◆ **AIM**: Show every line where "IGIC" occurs.

◆ ◆ ◆ ◆ ◆

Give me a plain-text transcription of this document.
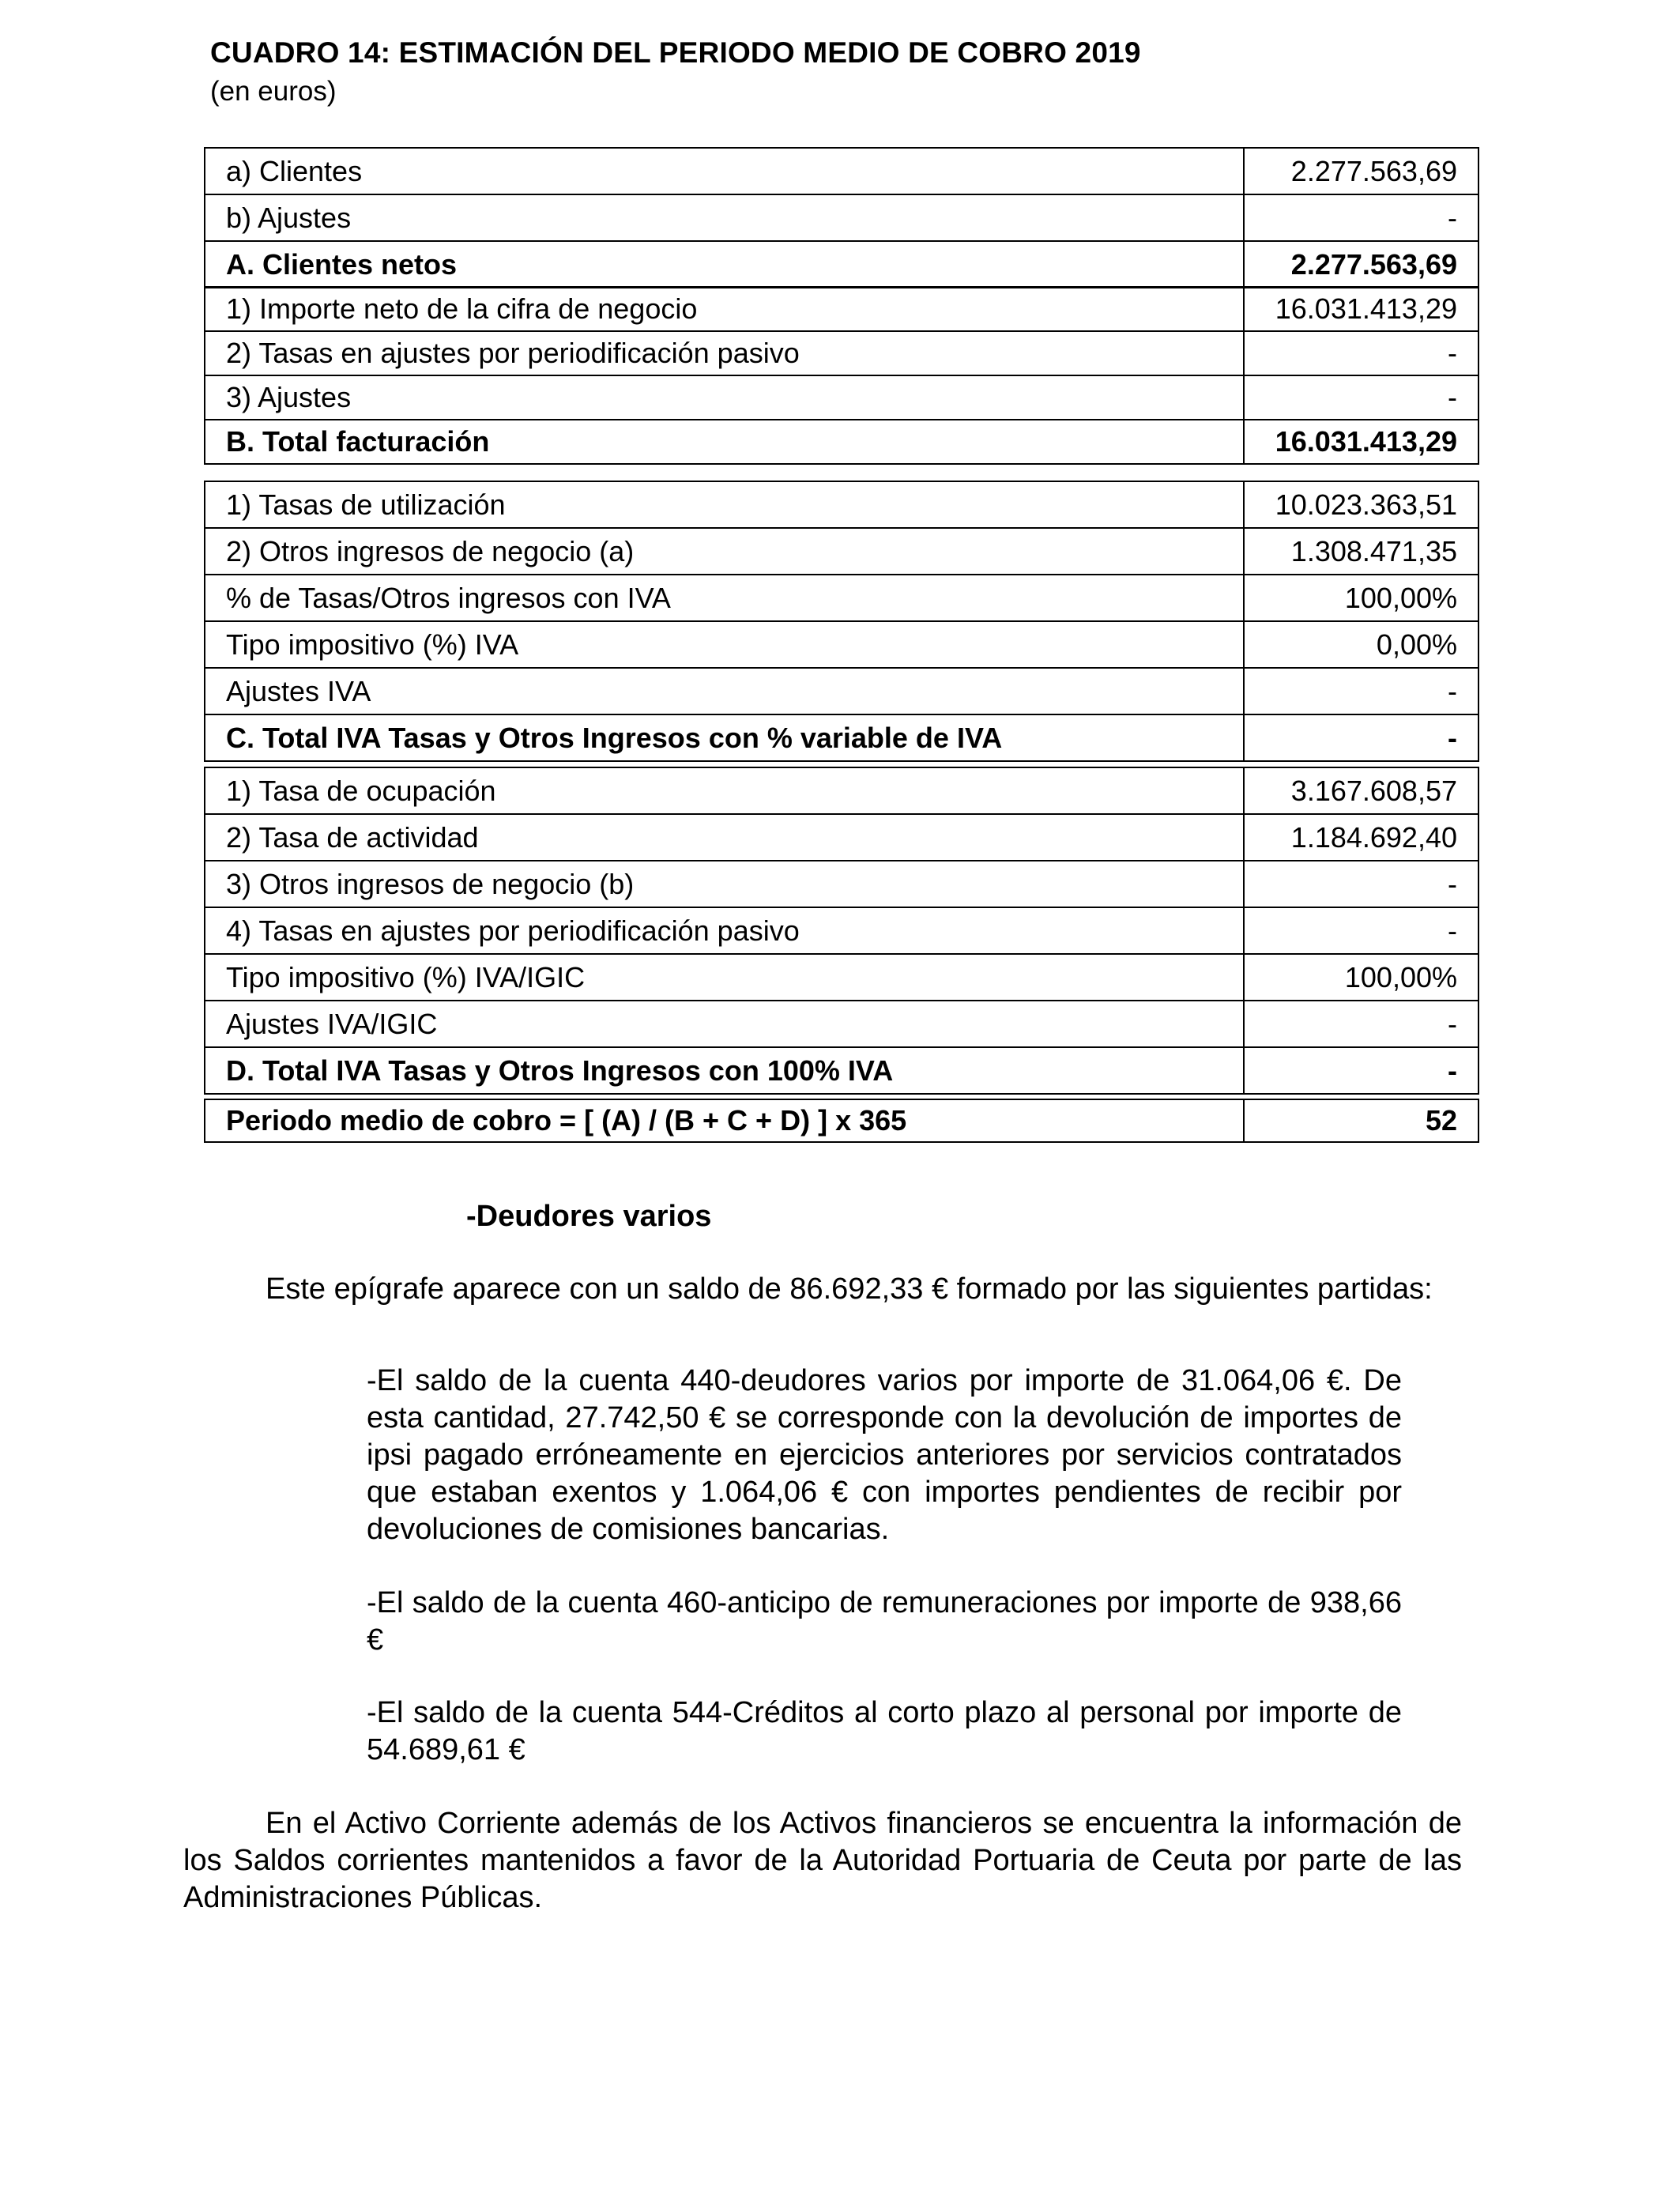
CUADRO 14: ESTIMACIÓN DEL PERIODO MEDIO DE COBRO 2019
(en euros)
a) Clientes	2.277.563,69
b) Ajustes	-
A. Clientes netos	2.277.563,69
1) Importe neto de la cifra de negocio	16.031.413,29
2) Tasas en ajustes por periodificación pasivo	-
3) Ajustes	-
B. Total facturación	16.031.413,29
1) Tasas de utilización	10.023.363,51
2) Otros ingresos de negocio (a)	1.308.471,35
% de Tasas/Otros ingresos con IVA	100,00%
Tipo impositivo (%) IVA	0,00%
Ajustes IVA	-
C. Total IVA Tasas y Otros Ingresos con % variable de IVA	-
1) Tasa de ocupación	3.167.608,57
2) Tasa de actividad	1.184.692,40
3) Otros ingresos de negocio (b)	-
4) Tasas en ajustes por periodificación pasivo	-
Tipo impositivo (%) IVA/IGIC	100,00%
Ajustes IVA/IGIC	-
D. Total IVA Tasas y Otros Ingresos con 100% IVA	-
Periodo medio de cobro = [ (A) / (B + C + D) ] x 365	52
-Deudores varios
Este epígrafe aparece con un saldo de 86.692,33 € formado por las siguientes partidas:
-El saldo de la cuenta 440-deudores varios por importe de 31.064,06 €. De esta cantidad, 27.742,50 € se corresponde con la devolución de importes de ipsi pagado erróneamente en ejercicios anteriores por servicios contratados que estaban exentos y 1.064,06 € con importes pendientes de recibir por devoluciones de comisiones bancarias.
-El saldo de la cuenta 460-anticipo de remuneraciones por importe de 938,66 €
-El saldo de la cuenta 544-Créditos al corto plazo al personal por importe de 54.689,61 €
En el Activo Corriente además de los Activos financieros se encuentra la información de los Saldos corrientes mantenidos a favor de la Autoridad Portuaria de Ceuta por parte de las Administraciones Públicas.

◆ ◆ ◆ ◆ ◆

◆ **PROBLEM SOLUTION**:
Tipo impositivo (%) IVA/IGIC	100,00%
Ajustes IVA/IGIC	-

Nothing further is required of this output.